* [Records shown]
* * * *
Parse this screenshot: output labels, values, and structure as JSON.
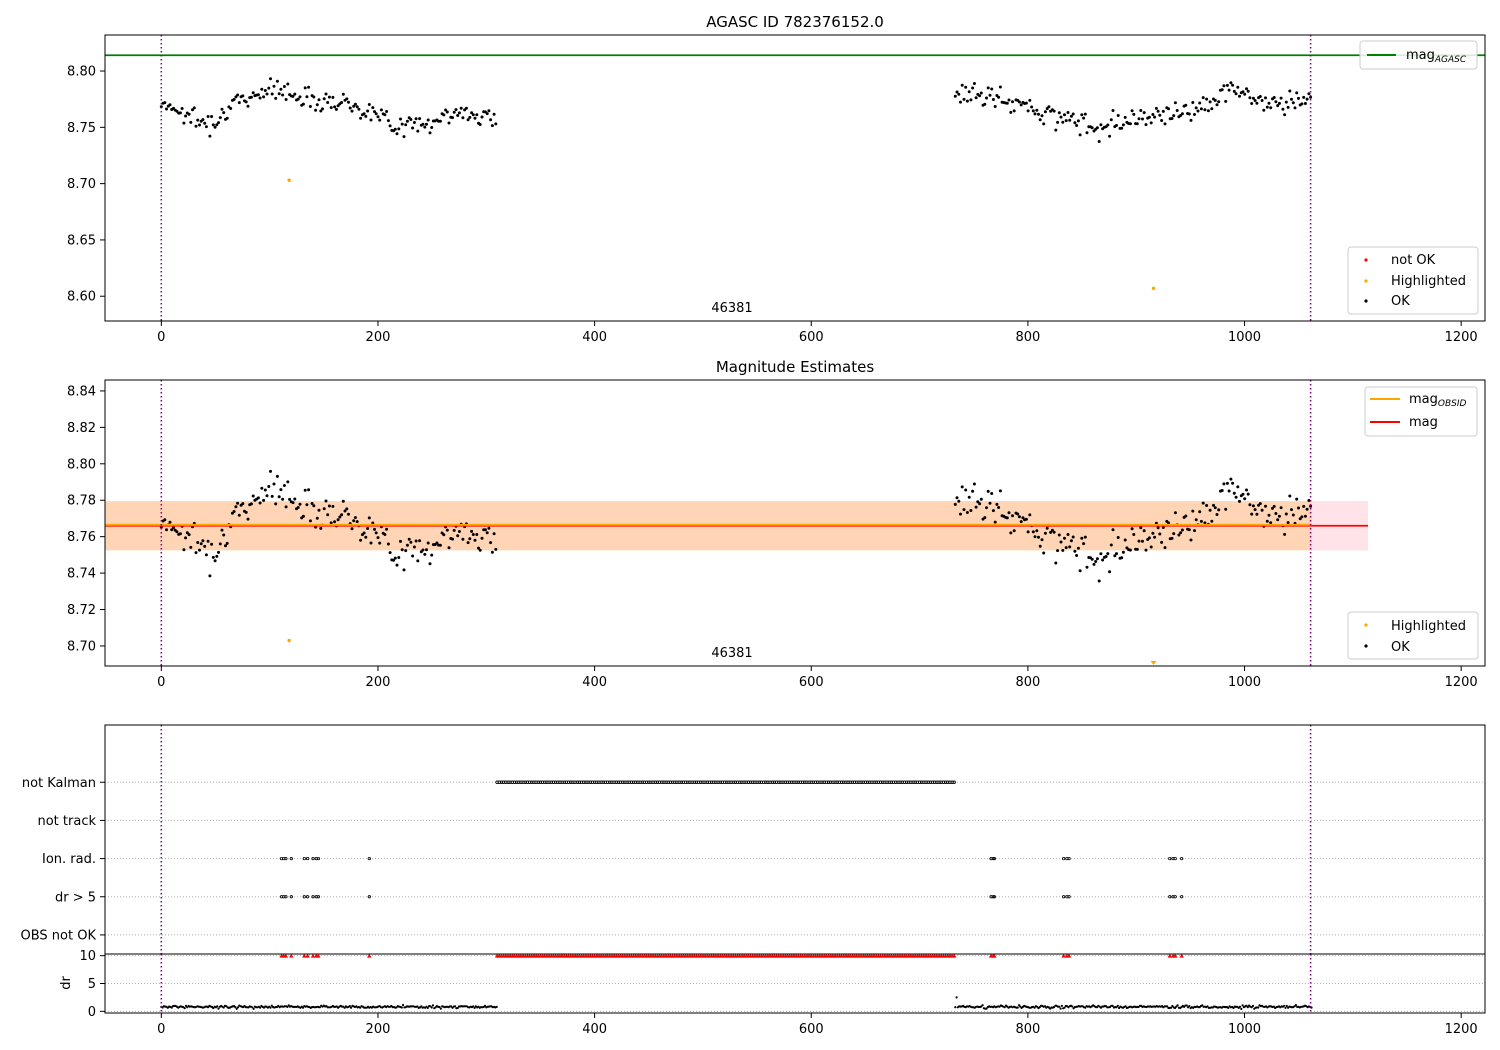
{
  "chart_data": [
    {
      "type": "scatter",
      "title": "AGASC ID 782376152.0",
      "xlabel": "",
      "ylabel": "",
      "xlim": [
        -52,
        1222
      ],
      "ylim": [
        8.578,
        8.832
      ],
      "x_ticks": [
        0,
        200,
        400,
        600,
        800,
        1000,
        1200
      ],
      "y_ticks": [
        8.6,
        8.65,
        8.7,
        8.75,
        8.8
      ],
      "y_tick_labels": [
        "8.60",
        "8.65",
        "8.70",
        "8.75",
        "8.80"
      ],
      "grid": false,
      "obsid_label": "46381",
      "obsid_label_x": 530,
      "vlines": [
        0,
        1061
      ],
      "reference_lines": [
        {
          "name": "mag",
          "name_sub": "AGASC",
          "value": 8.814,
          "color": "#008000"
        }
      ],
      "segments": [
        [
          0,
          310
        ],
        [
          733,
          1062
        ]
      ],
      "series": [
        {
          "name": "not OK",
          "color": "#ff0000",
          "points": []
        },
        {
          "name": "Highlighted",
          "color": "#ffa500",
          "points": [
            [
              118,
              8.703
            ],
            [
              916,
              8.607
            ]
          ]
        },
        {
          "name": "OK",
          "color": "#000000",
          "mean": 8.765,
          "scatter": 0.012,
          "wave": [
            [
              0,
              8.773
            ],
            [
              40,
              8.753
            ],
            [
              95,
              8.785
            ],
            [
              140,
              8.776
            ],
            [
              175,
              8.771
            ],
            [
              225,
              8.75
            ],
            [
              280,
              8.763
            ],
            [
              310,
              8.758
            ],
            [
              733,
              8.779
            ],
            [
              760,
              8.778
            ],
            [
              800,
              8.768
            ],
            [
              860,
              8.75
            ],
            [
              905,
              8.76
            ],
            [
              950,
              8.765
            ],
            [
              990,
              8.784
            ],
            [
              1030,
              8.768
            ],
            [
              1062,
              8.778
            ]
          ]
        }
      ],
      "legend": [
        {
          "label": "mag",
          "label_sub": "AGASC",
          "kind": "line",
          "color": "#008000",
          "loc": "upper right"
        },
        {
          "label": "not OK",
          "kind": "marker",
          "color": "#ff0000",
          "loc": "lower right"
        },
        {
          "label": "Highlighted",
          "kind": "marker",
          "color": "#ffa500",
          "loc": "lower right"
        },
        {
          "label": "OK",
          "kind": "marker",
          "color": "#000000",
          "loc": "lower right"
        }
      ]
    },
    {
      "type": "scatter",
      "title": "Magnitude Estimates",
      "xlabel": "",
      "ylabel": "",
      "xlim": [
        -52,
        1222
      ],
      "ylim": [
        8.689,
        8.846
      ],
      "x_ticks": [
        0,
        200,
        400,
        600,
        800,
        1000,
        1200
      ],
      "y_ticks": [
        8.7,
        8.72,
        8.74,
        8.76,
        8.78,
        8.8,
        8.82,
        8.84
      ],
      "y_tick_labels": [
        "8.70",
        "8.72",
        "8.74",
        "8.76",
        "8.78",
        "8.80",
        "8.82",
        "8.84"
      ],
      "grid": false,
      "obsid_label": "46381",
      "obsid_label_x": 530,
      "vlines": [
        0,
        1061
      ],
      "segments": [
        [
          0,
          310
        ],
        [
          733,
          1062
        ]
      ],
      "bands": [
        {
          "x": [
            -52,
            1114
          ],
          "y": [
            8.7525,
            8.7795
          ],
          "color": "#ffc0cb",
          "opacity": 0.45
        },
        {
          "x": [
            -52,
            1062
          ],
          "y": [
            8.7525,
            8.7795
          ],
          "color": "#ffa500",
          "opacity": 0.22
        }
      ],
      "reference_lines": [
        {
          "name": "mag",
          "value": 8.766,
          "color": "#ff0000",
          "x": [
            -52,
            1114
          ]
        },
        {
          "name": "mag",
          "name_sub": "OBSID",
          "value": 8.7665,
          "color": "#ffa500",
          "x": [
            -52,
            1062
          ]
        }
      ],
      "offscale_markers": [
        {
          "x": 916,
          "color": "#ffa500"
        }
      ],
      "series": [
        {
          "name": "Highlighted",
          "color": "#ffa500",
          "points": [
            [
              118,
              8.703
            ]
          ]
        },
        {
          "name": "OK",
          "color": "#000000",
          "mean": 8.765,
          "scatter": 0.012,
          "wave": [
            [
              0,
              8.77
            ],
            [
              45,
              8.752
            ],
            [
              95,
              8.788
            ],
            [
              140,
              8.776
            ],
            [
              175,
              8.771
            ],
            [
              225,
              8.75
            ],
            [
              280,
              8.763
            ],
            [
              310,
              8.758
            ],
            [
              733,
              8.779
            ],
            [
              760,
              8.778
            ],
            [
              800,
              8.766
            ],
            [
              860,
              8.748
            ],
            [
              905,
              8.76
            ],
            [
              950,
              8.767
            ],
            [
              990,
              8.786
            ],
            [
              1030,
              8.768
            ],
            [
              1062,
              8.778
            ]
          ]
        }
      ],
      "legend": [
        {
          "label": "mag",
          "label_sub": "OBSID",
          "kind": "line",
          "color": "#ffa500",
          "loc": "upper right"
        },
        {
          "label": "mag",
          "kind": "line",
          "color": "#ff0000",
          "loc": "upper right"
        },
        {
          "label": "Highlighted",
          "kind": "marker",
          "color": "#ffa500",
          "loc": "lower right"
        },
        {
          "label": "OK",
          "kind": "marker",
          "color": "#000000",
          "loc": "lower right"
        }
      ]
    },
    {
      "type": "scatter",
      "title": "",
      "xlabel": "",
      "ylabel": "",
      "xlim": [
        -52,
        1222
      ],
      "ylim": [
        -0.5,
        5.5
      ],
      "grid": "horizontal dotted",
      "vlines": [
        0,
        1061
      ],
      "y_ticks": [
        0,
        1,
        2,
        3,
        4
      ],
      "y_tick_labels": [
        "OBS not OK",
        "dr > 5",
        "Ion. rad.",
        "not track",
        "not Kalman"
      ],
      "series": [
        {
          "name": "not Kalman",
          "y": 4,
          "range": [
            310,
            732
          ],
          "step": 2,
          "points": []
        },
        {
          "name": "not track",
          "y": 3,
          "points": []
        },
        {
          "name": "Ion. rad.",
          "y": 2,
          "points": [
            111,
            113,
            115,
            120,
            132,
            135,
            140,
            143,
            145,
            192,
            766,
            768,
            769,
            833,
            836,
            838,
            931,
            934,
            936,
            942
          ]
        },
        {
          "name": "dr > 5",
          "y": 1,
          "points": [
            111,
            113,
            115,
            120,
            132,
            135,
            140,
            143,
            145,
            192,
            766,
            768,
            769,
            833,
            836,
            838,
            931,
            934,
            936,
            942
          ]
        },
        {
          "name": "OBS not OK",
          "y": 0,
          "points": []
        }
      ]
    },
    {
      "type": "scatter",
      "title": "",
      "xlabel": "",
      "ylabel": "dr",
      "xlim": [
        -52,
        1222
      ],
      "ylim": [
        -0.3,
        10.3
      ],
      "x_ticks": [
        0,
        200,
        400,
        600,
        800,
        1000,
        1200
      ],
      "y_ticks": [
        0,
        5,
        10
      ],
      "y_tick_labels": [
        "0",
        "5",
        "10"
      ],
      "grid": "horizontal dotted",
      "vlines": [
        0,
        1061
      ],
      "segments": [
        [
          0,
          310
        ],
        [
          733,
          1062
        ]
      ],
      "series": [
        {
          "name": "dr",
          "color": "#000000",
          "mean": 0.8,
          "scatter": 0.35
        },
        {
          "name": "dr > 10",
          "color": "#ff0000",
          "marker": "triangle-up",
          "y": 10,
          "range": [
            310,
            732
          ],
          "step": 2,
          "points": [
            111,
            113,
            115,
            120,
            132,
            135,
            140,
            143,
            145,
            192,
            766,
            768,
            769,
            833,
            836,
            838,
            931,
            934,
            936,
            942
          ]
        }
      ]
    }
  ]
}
* * * *
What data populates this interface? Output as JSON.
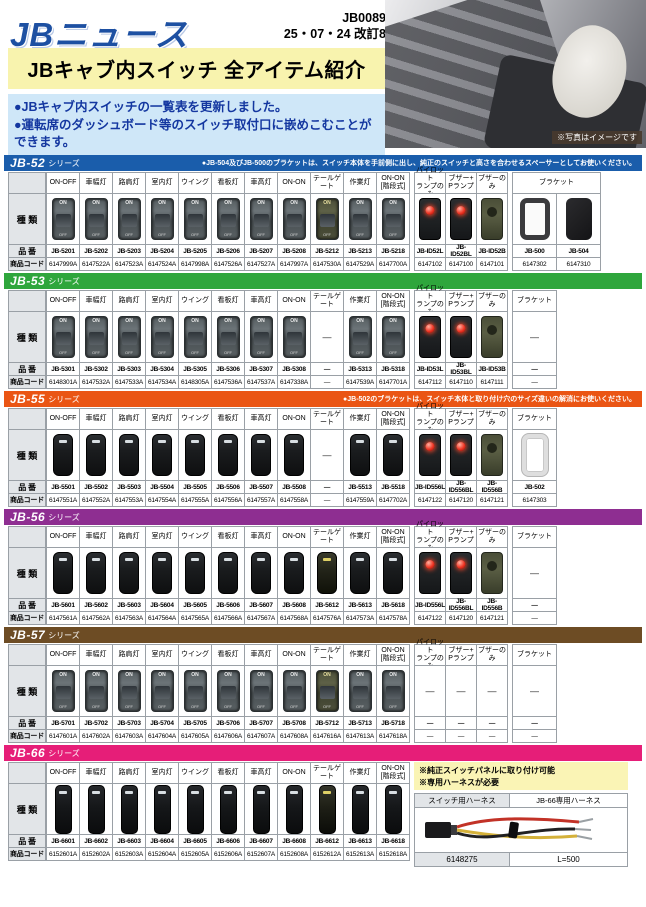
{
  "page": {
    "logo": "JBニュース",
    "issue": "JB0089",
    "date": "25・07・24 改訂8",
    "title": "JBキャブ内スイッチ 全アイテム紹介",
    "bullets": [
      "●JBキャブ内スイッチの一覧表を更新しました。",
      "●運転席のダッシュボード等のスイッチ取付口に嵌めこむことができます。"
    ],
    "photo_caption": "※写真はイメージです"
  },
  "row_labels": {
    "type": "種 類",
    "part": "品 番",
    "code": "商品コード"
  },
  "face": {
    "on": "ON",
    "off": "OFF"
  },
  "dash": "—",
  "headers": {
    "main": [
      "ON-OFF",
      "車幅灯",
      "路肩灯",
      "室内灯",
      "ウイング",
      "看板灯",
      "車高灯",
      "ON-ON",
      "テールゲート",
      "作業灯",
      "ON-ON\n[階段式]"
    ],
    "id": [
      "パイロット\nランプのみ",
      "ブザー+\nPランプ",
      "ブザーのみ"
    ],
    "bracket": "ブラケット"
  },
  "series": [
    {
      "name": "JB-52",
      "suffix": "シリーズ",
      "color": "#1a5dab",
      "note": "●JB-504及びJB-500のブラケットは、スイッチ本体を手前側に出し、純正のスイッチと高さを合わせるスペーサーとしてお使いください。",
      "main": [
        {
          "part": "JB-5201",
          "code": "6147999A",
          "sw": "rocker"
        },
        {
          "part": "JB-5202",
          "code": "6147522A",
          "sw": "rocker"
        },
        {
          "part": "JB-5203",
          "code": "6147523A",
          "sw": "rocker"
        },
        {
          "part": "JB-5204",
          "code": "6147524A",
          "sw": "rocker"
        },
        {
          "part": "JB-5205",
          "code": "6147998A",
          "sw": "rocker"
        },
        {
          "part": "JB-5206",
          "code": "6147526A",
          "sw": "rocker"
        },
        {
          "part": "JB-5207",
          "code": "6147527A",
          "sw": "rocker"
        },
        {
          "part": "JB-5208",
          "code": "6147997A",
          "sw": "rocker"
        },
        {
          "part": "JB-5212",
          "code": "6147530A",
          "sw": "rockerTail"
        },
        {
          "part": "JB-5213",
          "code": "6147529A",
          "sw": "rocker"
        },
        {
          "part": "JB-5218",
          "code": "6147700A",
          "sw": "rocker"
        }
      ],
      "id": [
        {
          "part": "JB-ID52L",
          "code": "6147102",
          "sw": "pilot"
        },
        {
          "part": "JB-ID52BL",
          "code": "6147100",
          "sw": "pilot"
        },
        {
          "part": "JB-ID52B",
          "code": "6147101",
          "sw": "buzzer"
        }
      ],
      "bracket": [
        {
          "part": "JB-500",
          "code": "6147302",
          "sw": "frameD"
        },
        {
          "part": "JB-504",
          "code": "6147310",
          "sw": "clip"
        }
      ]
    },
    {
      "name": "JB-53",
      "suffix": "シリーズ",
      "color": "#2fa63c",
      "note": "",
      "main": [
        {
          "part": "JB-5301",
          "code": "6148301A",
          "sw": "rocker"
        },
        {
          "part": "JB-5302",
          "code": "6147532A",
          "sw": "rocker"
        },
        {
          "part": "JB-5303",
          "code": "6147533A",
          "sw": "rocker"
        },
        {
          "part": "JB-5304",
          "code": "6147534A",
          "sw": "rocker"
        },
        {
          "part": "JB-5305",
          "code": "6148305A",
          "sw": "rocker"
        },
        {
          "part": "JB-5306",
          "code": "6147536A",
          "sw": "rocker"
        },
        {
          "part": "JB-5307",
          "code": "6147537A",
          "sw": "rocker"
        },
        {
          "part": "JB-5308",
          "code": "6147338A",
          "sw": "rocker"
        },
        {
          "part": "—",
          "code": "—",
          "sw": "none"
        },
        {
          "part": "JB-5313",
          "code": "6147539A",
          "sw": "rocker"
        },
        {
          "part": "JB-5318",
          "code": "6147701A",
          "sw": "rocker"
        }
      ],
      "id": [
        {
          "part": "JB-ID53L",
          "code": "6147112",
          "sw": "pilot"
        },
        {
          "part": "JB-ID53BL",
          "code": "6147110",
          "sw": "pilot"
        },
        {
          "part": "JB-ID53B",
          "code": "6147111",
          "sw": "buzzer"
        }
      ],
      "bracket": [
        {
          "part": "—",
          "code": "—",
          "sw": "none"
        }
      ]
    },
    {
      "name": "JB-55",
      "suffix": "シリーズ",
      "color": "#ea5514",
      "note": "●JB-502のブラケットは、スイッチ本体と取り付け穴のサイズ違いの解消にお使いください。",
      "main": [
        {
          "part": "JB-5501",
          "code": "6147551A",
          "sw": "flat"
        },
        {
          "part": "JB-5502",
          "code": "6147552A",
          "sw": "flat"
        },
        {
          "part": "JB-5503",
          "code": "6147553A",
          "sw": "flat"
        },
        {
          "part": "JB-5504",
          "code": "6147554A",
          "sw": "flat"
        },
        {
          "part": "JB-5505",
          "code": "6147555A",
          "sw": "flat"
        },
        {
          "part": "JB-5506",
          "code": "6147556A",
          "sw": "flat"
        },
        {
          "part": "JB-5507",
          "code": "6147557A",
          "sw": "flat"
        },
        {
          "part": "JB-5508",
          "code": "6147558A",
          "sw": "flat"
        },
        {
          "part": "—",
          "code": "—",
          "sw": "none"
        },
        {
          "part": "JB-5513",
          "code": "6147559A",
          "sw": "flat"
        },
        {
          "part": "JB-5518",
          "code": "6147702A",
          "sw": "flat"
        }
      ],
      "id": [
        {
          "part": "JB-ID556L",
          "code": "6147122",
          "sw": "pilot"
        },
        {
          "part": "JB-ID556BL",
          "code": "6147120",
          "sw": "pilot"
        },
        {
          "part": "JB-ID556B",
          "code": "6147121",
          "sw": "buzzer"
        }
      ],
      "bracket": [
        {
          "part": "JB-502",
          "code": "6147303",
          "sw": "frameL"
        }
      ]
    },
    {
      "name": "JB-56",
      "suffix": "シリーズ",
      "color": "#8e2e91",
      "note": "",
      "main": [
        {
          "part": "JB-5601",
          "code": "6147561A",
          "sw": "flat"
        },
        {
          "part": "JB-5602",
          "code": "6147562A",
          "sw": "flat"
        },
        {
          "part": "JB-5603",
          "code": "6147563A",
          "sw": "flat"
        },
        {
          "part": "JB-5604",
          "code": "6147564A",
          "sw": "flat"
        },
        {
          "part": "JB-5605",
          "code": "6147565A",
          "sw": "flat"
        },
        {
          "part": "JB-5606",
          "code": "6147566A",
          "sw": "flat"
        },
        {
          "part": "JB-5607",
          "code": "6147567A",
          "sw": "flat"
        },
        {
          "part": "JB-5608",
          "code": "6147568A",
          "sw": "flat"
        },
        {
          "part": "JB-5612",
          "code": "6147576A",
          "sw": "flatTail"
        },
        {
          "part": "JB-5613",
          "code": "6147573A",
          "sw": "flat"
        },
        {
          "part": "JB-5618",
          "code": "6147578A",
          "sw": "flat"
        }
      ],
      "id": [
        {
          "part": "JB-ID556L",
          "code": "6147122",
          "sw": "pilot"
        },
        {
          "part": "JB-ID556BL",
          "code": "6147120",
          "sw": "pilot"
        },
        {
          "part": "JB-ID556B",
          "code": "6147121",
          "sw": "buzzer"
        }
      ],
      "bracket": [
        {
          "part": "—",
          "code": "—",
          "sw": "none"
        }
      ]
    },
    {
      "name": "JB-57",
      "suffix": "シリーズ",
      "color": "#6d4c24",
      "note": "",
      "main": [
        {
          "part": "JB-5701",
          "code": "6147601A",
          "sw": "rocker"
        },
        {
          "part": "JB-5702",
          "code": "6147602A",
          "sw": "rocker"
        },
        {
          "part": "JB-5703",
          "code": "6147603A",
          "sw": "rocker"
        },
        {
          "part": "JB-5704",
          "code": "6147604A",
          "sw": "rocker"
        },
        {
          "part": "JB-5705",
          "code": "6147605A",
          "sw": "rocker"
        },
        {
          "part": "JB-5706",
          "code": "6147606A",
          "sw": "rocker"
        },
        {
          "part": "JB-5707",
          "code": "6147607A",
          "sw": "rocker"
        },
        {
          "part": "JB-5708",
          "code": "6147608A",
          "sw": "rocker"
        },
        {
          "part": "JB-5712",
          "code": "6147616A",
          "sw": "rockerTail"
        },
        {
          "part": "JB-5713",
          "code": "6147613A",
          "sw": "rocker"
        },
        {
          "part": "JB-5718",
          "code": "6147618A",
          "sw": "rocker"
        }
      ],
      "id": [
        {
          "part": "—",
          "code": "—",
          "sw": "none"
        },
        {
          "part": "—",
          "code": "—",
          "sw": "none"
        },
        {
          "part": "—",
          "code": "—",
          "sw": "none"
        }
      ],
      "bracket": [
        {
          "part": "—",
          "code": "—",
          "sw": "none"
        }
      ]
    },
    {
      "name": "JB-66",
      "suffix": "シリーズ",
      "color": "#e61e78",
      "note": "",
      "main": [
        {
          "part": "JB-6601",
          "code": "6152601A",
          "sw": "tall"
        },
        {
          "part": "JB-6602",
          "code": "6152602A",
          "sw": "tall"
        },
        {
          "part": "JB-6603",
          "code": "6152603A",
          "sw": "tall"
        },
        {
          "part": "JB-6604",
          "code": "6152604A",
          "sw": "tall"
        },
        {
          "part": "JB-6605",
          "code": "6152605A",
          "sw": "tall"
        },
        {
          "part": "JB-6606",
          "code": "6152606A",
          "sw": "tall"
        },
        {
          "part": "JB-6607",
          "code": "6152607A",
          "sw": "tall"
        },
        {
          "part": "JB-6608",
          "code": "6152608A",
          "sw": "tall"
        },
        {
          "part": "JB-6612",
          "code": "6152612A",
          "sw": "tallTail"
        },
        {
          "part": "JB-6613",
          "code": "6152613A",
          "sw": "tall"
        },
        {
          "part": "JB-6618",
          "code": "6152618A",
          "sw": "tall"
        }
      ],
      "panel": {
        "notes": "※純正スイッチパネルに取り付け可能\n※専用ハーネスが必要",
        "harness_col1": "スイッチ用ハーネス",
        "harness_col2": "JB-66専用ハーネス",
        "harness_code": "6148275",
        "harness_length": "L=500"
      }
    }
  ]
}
* * * *
* [Exercise brief] From the entries above, copy every line containing the word "title".

* [Solution to this task]
      "title": "AGASC ID 782376152.0",
      "title": "Magnitude Estimates",
      "title": "",
      "title": "",
    "title": "JBキャブ内スイッチ 全アイテム紹介",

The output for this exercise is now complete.